* THE PROBLEM
Reproduce each line from the records that holds "title".

══════

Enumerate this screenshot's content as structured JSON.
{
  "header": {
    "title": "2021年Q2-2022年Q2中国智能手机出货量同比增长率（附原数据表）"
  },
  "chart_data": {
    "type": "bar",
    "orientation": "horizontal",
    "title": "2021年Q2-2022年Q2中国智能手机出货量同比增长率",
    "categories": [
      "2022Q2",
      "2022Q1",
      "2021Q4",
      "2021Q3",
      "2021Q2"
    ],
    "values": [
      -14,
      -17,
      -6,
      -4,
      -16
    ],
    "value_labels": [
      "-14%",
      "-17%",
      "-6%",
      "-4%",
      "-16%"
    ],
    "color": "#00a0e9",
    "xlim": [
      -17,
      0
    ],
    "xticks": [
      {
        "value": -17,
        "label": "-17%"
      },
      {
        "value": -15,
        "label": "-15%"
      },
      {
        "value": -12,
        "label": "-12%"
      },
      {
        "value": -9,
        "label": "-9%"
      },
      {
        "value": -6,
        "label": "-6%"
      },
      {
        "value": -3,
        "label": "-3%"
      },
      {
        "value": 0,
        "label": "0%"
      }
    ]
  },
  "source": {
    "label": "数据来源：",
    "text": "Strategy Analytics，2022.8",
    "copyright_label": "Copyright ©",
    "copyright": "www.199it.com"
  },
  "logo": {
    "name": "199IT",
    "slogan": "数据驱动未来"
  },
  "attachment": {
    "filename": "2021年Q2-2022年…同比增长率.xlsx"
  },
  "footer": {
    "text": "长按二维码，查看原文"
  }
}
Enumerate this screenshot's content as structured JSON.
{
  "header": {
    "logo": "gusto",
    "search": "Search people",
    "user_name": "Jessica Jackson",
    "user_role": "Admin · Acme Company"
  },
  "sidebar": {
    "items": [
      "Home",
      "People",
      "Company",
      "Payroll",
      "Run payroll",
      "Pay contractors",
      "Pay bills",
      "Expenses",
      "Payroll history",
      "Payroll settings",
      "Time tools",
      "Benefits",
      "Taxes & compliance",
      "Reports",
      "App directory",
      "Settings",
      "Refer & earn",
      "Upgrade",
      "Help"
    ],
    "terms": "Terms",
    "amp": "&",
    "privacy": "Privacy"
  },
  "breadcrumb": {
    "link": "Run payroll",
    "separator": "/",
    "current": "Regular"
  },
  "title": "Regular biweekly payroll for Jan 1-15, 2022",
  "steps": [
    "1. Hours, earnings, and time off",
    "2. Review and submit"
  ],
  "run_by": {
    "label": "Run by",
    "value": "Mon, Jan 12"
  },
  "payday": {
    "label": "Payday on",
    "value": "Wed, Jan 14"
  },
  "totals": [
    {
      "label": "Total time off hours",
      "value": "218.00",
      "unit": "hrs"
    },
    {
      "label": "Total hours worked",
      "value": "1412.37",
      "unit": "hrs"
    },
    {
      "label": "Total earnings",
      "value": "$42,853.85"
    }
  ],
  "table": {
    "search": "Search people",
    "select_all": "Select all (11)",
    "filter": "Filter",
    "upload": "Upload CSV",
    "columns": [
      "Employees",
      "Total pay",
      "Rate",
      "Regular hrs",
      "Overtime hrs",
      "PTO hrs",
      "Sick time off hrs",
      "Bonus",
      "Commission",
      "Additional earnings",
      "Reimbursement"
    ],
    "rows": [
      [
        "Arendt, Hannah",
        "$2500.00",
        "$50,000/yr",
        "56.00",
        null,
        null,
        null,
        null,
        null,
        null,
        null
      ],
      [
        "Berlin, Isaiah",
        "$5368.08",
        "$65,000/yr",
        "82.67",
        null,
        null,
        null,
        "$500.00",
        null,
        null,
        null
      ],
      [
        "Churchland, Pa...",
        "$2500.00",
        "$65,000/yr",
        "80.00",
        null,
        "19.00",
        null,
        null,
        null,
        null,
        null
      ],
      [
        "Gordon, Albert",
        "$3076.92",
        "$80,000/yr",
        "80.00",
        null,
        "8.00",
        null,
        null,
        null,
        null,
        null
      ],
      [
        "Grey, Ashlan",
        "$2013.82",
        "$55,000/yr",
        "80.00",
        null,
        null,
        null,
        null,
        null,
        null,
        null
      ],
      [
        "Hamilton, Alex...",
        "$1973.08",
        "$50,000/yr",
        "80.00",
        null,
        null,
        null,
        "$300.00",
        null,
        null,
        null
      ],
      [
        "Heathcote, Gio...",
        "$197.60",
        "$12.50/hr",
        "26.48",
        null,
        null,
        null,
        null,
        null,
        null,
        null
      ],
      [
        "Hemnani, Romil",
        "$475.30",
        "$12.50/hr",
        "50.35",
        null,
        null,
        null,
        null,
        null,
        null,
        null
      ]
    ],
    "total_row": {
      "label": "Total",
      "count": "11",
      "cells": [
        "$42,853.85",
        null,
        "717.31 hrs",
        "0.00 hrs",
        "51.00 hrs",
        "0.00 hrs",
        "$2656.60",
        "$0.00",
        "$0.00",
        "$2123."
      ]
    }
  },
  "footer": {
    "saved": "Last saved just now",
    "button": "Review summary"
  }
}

══════

* RESPONSE
    "title": "2021年Q2-2022年Q2中国智能手机出货量同比增长率（附原数据表）"
    "title": "2021年Q2-2022年Q2中国智能手机出货量同比增长率",
  "title": "Regular biweekly payroll for Jan 1-15, 2022",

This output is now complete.